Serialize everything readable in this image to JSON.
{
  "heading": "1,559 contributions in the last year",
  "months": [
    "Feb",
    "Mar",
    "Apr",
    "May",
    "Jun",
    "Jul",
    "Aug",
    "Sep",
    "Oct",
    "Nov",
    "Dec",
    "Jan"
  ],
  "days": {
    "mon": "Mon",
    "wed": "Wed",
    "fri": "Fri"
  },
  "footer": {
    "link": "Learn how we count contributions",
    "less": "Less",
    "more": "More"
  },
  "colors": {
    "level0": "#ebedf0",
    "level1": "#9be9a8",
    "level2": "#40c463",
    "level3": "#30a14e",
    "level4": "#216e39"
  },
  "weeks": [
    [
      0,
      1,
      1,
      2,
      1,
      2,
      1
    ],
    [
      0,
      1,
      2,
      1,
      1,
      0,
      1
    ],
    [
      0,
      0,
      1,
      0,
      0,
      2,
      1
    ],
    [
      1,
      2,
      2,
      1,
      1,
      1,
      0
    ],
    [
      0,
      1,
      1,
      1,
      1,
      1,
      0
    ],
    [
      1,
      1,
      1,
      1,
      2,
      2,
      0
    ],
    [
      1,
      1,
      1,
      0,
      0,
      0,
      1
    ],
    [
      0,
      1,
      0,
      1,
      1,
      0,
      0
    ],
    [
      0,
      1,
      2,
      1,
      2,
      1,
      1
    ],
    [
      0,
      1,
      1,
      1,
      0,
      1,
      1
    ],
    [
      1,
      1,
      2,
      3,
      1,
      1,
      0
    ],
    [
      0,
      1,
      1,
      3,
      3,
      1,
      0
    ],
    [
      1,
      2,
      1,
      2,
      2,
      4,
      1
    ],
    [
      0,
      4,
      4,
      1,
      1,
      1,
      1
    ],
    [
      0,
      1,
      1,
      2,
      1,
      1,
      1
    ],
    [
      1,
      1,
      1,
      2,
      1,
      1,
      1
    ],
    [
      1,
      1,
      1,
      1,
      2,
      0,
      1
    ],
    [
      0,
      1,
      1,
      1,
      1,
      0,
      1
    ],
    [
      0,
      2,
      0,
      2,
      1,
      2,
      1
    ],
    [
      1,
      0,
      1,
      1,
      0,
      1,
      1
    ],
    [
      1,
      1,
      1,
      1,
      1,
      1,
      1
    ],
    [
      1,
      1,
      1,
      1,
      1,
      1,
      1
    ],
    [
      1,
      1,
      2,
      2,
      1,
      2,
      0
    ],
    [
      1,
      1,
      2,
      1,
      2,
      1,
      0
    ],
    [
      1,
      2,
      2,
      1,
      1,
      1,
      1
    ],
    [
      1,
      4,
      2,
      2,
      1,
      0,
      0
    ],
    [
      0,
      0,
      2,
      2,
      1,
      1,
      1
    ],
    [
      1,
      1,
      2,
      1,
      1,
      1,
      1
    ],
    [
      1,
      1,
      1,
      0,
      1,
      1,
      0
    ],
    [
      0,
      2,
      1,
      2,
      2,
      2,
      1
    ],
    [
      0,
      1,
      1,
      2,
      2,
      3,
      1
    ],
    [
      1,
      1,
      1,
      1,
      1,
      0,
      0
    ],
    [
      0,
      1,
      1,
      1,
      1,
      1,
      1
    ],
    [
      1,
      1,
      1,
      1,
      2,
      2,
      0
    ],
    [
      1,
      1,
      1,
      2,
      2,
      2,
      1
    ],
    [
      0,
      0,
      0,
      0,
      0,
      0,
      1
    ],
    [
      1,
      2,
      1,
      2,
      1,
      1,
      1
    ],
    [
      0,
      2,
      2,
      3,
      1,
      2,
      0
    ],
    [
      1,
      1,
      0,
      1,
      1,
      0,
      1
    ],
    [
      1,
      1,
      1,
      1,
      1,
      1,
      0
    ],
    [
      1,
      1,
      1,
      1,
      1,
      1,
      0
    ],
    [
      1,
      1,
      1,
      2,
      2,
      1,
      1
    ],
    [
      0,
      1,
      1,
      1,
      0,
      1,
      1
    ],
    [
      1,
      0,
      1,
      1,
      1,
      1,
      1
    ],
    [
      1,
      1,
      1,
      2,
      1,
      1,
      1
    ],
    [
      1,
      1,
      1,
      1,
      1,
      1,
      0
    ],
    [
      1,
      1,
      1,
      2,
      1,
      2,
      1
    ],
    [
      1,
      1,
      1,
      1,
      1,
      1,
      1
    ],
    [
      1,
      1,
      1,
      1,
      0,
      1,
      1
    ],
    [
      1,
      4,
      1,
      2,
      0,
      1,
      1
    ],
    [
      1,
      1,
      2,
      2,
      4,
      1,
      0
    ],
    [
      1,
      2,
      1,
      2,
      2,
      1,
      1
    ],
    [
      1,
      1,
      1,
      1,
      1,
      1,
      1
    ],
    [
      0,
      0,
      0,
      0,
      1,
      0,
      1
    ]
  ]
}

#### [YOUR INSTRUCTIONS]
Check every line of the entries above for the word "contributions" and report how many lines contain it, giving the number only.

#### [FINAL ANSWER]
2